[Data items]
==*==
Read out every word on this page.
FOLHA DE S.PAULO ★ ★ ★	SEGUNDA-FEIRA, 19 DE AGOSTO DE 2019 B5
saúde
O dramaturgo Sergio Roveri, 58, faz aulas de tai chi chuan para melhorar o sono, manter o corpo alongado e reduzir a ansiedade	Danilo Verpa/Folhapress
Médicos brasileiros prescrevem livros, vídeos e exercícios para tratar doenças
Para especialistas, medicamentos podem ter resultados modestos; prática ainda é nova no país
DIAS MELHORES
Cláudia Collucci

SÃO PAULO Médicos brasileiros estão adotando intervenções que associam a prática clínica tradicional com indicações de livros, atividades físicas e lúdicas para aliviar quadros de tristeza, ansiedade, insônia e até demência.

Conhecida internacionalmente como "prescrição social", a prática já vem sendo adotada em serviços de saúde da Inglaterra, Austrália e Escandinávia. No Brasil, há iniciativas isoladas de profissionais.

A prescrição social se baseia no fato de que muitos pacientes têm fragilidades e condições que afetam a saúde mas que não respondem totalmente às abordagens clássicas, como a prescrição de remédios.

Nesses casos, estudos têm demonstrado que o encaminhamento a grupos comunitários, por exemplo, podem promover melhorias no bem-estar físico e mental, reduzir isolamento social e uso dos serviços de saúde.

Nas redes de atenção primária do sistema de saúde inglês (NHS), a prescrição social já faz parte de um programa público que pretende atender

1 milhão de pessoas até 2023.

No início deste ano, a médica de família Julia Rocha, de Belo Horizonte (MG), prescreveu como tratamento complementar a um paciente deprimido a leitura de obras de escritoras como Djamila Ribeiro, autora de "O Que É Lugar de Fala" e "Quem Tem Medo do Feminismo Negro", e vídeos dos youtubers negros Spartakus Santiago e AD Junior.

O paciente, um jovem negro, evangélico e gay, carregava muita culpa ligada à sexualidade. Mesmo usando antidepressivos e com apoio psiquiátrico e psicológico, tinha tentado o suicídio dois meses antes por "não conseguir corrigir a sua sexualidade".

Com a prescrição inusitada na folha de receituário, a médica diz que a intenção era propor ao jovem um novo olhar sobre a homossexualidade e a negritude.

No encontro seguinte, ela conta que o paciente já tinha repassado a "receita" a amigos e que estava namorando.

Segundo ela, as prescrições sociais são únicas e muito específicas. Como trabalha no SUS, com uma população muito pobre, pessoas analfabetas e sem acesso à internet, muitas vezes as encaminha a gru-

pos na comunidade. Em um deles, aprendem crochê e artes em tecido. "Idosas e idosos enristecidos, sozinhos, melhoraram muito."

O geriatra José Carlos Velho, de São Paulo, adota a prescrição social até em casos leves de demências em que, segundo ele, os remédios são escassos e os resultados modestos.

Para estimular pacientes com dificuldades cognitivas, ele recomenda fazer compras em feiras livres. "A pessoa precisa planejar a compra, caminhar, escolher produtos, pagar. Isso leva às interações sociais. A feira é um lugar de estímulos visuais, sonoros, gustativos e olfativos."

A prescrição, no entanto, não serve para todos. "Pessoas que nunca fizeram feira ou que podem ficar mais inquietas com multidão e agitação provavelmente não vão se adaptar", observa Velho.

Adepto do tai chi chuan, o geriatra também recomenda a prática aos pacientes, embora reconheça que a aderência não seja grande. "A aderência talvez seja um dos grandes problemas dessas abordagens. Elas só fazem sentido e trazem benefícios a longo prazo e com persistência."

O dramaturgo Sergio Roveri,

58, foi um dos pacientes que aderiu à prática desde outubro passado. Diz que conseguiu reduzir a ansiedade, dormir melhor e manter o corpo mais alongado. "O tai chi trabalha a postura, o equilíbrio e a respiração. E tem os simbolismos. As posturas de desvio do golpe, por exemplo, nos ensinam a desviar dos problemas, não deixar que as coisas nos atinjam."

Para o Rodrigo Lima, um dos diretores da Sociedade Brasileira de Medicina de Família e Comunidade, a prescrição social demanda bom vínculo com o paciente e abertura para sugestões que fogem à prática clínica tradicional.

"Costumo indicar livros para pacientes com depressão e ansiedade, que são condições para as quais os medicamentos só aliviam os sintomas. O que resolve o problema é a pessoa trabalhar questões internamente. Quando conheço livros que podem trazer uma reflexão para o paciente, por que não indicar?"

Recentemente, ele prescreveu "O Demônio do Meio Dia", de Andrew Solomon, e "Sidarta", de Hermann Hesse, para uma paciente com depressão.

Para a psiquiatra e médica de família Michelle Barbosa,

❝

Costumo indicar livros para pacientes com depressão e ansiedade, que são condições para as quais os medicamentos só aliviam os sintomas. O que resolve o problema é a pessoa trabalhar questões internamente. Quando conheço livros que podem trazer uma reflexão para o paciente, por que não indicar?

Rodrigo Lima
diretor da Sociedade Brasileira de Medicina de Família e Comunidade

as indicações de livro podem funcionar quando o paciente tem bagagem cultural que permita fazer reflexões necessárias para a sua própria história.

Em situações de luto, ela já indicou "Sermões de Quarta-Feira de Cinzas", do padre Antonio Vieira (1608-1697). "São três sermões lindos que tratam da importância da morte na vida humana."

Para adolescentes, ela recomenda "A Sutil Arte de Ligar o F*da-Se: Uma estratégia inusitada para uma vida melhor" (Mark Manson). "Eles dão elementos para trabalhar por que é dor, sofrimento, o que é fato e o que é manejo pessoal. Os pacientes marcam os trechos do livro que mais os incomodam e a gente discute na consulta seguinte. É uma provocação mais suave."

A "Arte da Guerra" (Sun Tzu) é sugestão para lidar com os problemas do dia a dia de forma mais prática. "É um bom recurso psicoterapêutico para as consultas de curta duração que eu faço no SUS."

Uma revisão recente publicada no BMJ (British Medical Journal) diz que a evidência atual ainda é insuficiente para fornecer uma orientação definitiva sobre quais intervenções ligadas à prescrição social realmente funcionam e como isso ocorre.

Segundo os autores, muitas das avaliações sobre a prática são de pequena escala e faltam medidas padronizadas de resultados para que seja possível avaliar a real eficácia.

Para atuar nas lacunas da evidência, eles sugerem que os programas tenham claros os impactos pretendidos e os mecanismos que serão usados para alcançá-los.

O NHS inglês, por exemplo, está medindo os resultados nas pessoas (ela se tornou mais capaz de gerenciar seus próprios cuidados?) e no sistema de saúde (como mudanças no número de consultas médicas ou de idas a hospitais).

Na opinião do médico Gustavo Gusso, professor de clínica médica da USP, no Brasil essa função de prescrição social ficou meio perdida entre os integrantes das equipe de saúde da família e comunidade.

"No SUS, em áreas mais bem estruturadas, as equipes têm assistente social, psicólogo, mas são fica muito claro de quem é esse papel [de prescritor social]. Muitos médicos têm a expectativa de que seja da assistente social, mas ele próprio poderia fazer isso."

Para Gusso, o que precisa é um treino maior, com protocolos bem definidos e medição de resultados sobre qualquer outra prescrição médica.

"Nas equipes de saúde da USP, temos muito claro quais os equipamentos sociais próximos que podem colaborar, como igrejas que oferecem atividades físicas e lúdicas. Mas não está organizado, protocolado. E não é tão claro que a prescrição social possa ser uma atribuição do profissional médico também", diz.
==*==
OBJECTIVE. Your task is to quote the listing above word for word.

ANSWER FOR THIS EXERCISE.
Read out every word on this page.
FOLHA DE S.PAULO ★ ★ ★	SEGUNDA-FEIRA, 19 DE AGOSTO DE 2019 B5
saúde
O dramaturgo Sergio Roveri, 58, faz aulas de tai chi chuan para melhorar o sono, manter o corpo alongado e reduzir a ansiedade	Danilo Verpa/Folhapress
Médicos brasileiros prescrevem livros, vídeos e exercícios para tratar doenças
Para especialistas, medicamentos podem ter resultados modestos; prática ainda é nova no país
DIAS MELHORES
Cláudia Collucci

SÃO PAULO Médicos brasileiros estão adotando intervenções que associam a prática clínica tradicional com indicações de livros, atividades físicas e lúdicas para aliviar quadros de tristeza, ansiedade, insônia e até demência.

Conhecida internacionalmente como "prescrição social", a prática já vem sendo adotada em serviços de saúde da Inglaterra, Austrália e Escandinávia. No Brasil, há iniciativas isoladas de profissionais.

A prescrição social se baseia no fato de que muitos pacientes têm fragilidades e condições que afetam a saúde mas que não respondem totalmente às abordagens clássicas, como a prescrição de remédios.

Nesses casos, estudos têm demonstrado que o encaminhamento a grupos comunitários, por exemplo, podem promover melhorias no bem-estar físico e mental, reduzir isolamento social e uso dos serviços de saúde.

Nas redes de atenção primária do sistema de saúde inglês (NHS), a prescrição social já faz parte de um programa público que pretende atender

1 milhão de pessoas até 2023.

No início deste ano, a médica de família Julia Rocha, de Belo Horizonte (MG), prescreveu como tratamento complementar a um paciente deprimido a leitura de obras de escritoras como Djamila Ribeiro, autora de "O Que É Lugar de Fala" e "Quem Tem Medo do Feminismo Negro", e vídeos dos youtubers negros Spartakus Santiago e AD Junior.

O paciente, um jovem negro, evangélico e gay, carregava muita culpa ligada à sexualidade. Mesmo usando antidepressivos e com apoio psiquiátrico e psicológico, tinha tentado o suicídio dois meses antes por "não conseguir corrigir a sua sexualidade".

Com a prescrição inusitada na folha de receituário, a médica diz que a intenção era propor ao jovem um novo olhar sobre a homossexualidade e a negritude.

No encontro seguinte, ela conta que o paciente já tinha repassado a "receita" a amigos e que estava namorando.

Segundo ela, as prescrições sociais são únicas e muito específicas. Como trabalha no SUS, com uma população muito pobre, pessoas analfabetas e sem acesso à internet, muitas vezes as encaminha a gru-

pos na comunidade. Em um deles, aprendem crochê e artes em tecido. "Idosas e idosos enristecidos, sozinhos, melhoraram muito."

O geriatra José Carlos Velho, de São Paulo, adota a prescrição social até em casos leves de demências em que, segundo ele, os remédios são escassos e os resultados modestos.

Para estimular pacientes com dificuldades cognitivas, ele recomenda fazer compras em feiras livres. "A pessoa precisa planejar a compra, caminhar, escolher produtos, pagar. Isso leva às interações sociais. A feira é um lugar de estímulos visuais, sonoros, gustativos e olfativos."

A prescrição, no entanto, não serve para todos. "Pessoas que nunca fizeram feira ou que podem ficar mais inquietas com multidão e agitação provavelmente não vão se adaptar", observa Velho.

Adepto do tai chi chuan, o geriatra também recomenda a prática aos pacientes, embora reconheça que a aderência não seja grande. "A aderência talvez seja um dos grandes problemas dessas abordagens. Elas só fazem sentido e trazem benefícios a longo prazo e com persistência."

O dramaturgo Sergio Roveri,

58, foi um dos pacientes que aderiu à prática desde outubro passado. Diz que conseguiu reduzir a ansiedade, dormir melhor e manter o corpo mais alongado. "O tai chi trabalha a postura, o equilíbrio e a respiração. E tem os simbolismos. As posturas de desvio do golpe, por exemplo, nos ensinam a desviar dos problemas, não deixar que as coisas nos atinjam."

Para o Rodrigo Lima, um dos diretores da Sociedade Brasileira de Medicina de Família e Comunidade, a prescrição social demanda bom vínculo com o paciente e abertura para sugestões que fogem à prática clínica tradicional.

"Costumo indicar livros para pacientes com depressão e ansiedade, que são condições para as quais os medicamentos só aliviam os sintomas. O que resolve o problema é a pessoa trabalhar questões internamente. Quando conheço livros que podem trazer uma reflexão para o paciente, por que não indicar?"

Recentemente, ele prescreveu "O Demônio do Meio Dia", de Andrew Solomon, e "Sidarta", de Hermann Hesse, para uma paciente com depressão.

Para a psiquiatra e médica de família Michelle Barbosa,

❝

Costumo indicar livros para pacientes com depressão e ansiedade, que são condições para as quais os medicamentos só aliviam os sintomas. O que resolve o problema é a pessoa trabalhar questões internamente. Quando conheço livros que podem trazer uma reflexão para o paciente, por que não indicar?

Rodrigo Lima
diretor da Sociedade Brasileira de Medicina de Família e Comunidade

as indicações de livro podem funcionar quando o paciente tem bagagem cultural que permita fazer reflexões necessárias para a sua própria história.

Em situações de luto, ela já indicou "Sermões de Quarta-Feira de Cinzas", do padre Antonio Vieira (1608-1697). "São três sermões lindos que tratam da importância da morte na vida humana."

Para adolescentes, ela recomenda "A Sutil Arte de Ligar o F*da-Se: Uma estratégia inusitada para uma vida melhor" (Mark Manson). "Eles dão elementos para trabalhar por que é dor, sofrimento, o que é fato e o que é manejo pessoal. Os pacientes marcam os trechos do livro que mais os incomodam e a gente discute na consulta seguinte. É uma provocação mais suave."

A "Arte da Guerra" (Sun Tzu) é sugestão para lidar com os problemas do dia a dia de forma mais prática. "É um bom recurso psicoterapêutico para as consultas de curta duração que eu faço no SUS."

Uma revisão recente publicada no BMJ (British Medical Journal) diz que a evidência atual ainda é insuficiente para fornecer uma orientação definitiva sobre quais intervenções ligadas à prescrição social realmente funcionam e como isso ocorre.

Segundo os autores, muitas das avaliações sobre a prática são de pequena escala e faltam medidas padronizadas de resultados para que seja possível avaliar a real eficácia.

Para atuar nas lacunas da evidência, eles sugerem que os programas tenham claros os impactos pretendidos e os mecanismos que serão usados para alcançá-los.

O NHS inglês, por exemplo, está medindo os resultados nas pessoas (ela se tornou mais capaz de gerenciar seus próprios cuidados?) e no sistema de saúde (como mudanças no número de consultas médicas ou de idas a hospitais).

Na opinião do médico Gustavo Gusso, professor de clínica médica da USP, no Brasil essa função de prescrição social ficou meio perdida entre os integrantes das equipe de saúde da família e comunidade.

"No SUS, em áreas mais bem estruturadas, as equipes têm assistente social, psicólogo, mas são fica muito claro de quem é esse papel [de prescritor social]. Muitos médicos têm a expectativa de que seja da assistente social, mas ele próprio poderia fazer isso."

Para Gusso, o que precisa é um treino maior, com protocolos bem definidos e medição de resultados sobre qualquer outra prescrição médica.

"Nas equipes de saúde da USP, temos muito claro quais os equipamentos sociais próximos que podem colaborar, como igrejas que oferecem atividades físicas e lúdicas. Mas não está organizado, protocolado. E não é tão claro que a prescrição social possa ser uma atribuição do profissional médico também", diz.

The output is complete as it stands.